> [Deine Aufgabe]: Gib alle folgenden Zeilen Wort für Wort unverändert aus.

Zeilen zu Elementgrenzen
------

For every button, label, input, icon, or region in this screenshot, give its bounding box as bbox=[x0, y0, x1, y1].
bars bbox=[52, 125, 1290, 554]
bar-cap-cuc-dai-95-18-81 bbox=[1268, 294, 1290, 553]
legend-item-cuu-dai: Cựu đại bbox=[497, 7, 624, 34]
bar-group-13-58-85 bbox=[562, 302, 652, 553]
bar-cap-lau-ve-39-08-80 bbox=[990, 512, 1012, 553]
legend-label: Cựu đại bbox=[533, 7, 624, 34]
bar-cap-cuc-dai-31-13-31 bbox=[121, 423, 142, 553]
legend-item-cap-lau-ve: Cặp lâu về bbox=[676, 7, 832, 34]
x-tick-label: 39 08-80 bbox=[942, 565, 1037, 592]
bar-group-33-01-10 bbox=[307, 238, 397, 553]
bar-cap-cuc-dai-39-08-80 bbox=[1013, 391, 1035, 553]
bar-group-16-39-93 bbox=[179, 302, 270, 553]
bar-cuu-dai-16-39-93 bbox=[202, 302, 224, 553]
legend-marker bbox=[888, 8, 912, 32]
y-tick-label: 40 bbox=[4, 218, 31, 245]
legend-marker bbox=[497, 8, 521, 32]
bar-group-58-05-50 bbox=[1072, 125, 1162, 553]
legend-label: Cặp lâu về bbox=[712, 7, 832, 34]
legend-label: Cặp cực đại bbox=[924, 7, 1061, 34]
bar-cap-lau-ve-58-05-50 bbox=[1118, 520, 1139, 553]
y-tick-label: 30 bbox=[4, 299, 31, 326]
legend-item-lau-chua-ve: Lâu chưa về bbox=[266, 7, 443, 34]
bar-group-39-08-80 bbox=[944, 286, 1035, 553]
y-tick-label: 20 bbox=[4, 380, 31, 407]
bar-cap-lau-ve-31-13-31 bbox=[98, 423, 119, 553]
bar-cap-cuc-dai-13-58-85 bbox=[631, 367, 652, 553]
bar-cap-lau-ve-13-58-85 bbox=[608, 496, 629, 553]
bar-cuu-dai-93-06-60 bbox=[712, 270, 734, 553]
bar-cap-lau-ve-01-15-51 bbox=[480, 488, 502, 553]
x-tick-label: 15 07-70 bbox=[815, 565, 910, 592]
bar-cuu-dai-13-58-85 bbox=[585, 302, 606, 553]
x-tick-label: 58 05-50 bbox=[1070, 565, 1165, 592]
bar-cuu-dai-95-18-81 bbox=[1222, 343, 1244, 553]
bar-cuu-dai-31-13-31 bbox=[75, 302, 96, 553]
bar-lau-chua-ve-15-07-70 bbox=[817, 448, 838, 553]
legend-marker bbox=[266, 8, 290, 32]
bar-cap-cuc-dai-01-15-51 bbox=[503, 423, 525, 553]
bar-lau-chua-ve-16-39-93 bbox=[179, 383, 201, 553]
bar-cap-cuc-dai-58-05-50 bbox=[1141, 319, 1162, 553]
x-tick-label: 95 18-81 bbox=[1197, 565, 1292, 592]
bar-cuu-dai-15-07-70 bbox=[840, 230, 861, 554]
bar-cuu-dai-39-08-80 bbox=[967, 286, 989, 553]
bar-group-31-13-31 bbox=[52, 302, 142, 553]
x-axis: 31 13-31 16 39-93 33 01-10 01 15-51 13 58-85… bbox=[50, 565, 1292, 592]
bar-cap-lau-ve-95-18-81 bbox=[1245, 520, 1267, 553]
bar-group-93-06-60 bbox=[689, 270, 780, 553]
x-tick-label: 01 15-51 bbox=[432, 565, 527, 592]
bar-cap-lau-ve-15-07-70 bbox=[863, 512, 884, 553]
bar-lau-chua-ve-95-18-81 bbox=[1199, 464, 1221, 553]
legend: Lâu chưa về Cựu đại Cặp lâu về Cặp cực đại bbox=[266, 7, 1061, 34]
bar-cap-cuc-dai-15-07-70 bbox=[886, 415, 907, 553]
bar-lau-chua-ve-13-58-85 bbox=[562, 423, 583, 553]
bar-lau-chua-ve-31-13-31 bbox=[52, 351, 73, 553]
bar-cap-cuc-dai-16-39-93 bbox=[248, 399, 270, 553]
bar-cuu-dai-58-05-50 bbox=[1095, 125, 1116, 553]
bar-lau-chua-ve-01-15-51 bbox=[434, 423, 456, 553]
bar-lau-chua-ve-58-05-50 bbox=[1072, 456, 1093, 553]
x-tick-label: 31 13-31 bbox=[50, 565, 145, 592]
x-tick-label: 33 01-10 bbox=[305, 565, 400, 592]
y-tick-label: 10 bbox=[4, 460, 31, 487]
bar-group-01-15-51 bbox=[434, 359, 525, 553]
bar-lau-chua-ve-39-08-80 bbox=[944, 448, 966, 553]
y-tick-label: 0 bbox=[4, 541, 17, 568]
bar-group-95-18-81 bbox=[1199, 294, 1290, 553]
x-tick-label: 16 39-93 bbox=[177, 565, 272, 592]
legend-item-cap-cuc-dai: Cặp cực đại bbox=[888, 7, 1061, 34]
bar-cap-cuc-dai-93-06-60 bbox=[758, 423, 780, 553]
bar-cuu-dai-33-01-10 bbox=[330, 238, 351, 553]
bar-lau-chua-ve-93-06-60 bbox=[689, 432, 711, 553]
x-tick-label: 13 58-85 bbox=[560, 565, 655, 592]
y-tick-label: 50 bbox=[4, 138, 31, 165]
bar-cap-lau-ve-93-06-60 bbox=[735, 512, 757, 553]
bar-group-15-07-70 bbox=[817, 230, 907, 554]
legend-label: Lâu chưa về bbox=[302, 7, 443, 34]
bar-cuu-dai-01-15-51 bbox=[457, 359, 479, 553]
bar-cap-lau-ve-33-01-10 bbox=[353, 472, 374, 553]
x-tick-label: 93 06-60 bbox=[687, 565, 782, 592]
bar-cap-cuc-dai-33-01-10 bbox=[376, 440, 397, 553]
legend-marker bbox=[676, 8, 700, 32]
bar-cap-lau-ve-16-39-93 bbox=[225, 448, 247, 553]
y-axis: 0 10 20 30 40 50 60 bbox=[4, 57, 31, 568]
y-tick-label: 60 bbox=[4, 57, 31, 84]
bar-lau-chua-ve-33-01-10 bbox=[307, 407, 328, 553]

------

> [Vollständige Antwort]:
For every button, label, input, icon, or region in this screenshot, give its bounding box as bbox=[x0, y0, x1, y1].
bars bbox=[52, 125, 1290, 554]
bar-cap-cuc-dai-95-18-81 bbox=[1268, 294, 1290, 553]
legend-item-cuu-dai: Cựu đại bbox=[497, 7, 624, 34]
bar-group-13-58-85 bbox=[562, 302, 652, 553]
bar-cap-lau-ve-39-08-80 bbox=[990, 512, 1012, 553]
legend-label: Cựu đại bbox=[533, 7, 624, 34]
bar-cap-cuc-dai-31-13-31 bbox=[121, 423, 142, 553]
legend-item-cap-lau-ve: Cặp lâu về bbox=[676, 7, 832, 34]
x-tick-label: 39 08-80 bbox=[942, 565, 1037, 592]
bar-group-33-01-10 bbox=[307, 238, 397, 553]
bar-cap-cuc-dai-39-08-80 bbox=[1013, 391, 1035, 553]
bar-group-16-39-93 bbox=[179, 302, 270, 553]
bar-cuu-dai-16-39-93 bbox=[202, 302, 224, 553]
legend-marker bbox=[888, 8, 912, 32]
y-tick-label: 40 bbox=[4, 218, 31, 245]
legend-marker bbox=[497, 8, 521, 32]
bar-group-58-05-50 bbox=[1072, 125, 1162, 553]
legend-label: Cặp lâu về bbox=[712, 7, 832, 34]
legend-label: Cặp cực đại bbox=[924, 7, 1061, 34]
bar-cap-lau-ve-58-05-50 bbox=[1118, 520, 1139, 553]
y-tick-label: 30 bbox=[4, 299, 31, 326]
legend-item-lau-chua-ve: Lâu chưa về bbox=[266, 7, 443, 34]
bar-group-39-08-80 bbox=[944, 286, 1035, 553]
y-tick-label: 20 bbox=[4, 380, 31, 407]
bar-cap-lau-ve-31-13-31 bbox=[98, 423, 119, 553]
bar-cap-cuc-dai-13-58-85 bbox=[631, 367, 652, 553]
bar-cap-lau-ve-13-58-85 bbox=[608, 496, 629, 553]
bar-cuu-dai-93-06-60 bbox=[712, 270, 734, 553]
bar-cap-lau-ve-01-15-51 bbox=[480, 488, 502, 553]
x-tick-label: 15 07-70 bbox=[815, 565, 910, 592]
bar-cuu-dai-13-58-85 bbox=[585, 302, 606, 553]
x-tick-label: 58 05-50 bbox=[1070, 565, 1165, 592]
bar-cuu-dai-95-18-81 bbox=[1222, 343, 1244, 553]
bar-cuu-dai-31-13-31 bbox=[75, 302, 96, 553]
bar-lau-chua-ve-15-07-70 bbox=[817, 448, 838, 553]
legend-marker bbox=[266, 8, 290, 32]
bar-cap-cuc-dai-01-15-51 bbox=[503, 423, 525, 553]
bar-lau-chua-ve-16-39-93 bbox=[179, 383, 201, 553]
bar-cap-cuc-dai-58-05-50 bbox=[1141, 319, 1162, 553]
x-tick-label: 95 18-81 bbox=[1197, 565, 1292, 592]
bar-cuu-dai-15-07-70 bbox=[840, 230, 861, 554]
bar-cuu-dai-39-08-80 bbox=[967, 286, 989, 553]
bar-group-31-13-31 bbox=[52, 302, 142, 553]
x-axis: 31 13-31 16 39-93 33 01-10 01 15-51 13 58-85… bbox=[50, 565, 1292, 592]
bar-cap-lau-ve-95-18-81 bbox=[1245, 520, 1267, 553]
bar-group-93-06-60 bbox=[689, 270, 780, 553]
x-tick-label: 01 15-51 bbox=[432, 565, 527, 592]
bar-cap-lau-ve-15-07-70 bbox=[863, 512, 884, 553]
bar-lau-chua-ve-95-18-81 bbox=[1199, 464, 1221, 553]
legend: Lâu chưa về Cựu đại Cặp lâu về Cặp cực đại bbox=[266, 7, 1061, 34]
bar-cap-cuc-dai-15-07-70 bbox=[886, 415, 907, 553]
bar-lau-chua-ve-13-58-85 bbox=[562, 423, 583, 553]
bar-lau-chua-ve-31-13-31 bbox=[52, 351, 73, 553]
bar-cap-cuc-dai-16-39-93 bbox=[248, 399, 270, 553]
bar-cuu-dai-58-05-50 bbox=[1095, 125, 1116, 553]
bar-lau-chua-ve-01-15-51 bbox=[434, 423, 456, 553]
bar-lau-chua-ve-58-05-50 bbox=[1072, 456, 1093, 553]
x-tick-label: 31 13-31 bbox=[50, 565, 145, 592]
x-tick-label: 33 01-10 bbox=[305, 565, 400, 592]
y-tick-label: 10 bbox=[4, 460, 31, 487]
bar-group-01-15-51 bbox=[434, 359, 525, 553]
bar-lau-chua-ve-39-08-80 bbox=[944, 448, 966, 553]
y-tick-label: 0 bbox=[4, 541, 17, 568]
bar-group-95-18-81 bbox=[1199, 294, 1290, 553]
x-tick-label: 16 39-93 bbox=[177, 565, 272, 592]
legend-item-cap-cuc-dai: Cặp cực đại bbox=[888, 7, 1061, 34]
bar-cap-cuc-dai-93-06-60 bbox=[758, 423, 780, 553]
bar-cuu-dai-33-01-10 bbox=[330, 238, 351, 553]
bar-lau-chua-ve-93-06-60 bbox=[689, 432, 711, 553]
x-tick-label: 13 58-85 bbox=[560, 565, 655, 592]
y-tick-label: 50 bbox=[4, 138, 31, 165]
bar-cap-lau-ve-93-06-60 bbox=[735, 512, 757, 553]
bar-group-15-07-70 bbox=[817, 230, 907, 554]
legend-label: Lâu chưa về bbox=[302, 7, 443, 34]
bar-cuu-dai-01-15-51 bbox=[457, 359, 479, 553]
bar-cap-lau-ve-33-01-10 bbox=[353, 472, 374, 553]
x-tick-label: 93 06-60 bbox=[687, 565, 782, 592]
bar-cap-cuc-dai-33-01-10 bbox=[376, 440, 397, 553]
legend-marker bbox=[676, 8, 700, 32]
bar-cap-lau-ve-16-39-93 bbox=[225, 448, 247, 553]
y-axis: 0 10 20 30 40 50 60 bbox=[4, 57, 31, 568]
y-tick-label: 60 bbox=[4, 57, 31, 84]
bar-lau-chua-ve-33-01-10 bbox=[307, 407, 328, 553]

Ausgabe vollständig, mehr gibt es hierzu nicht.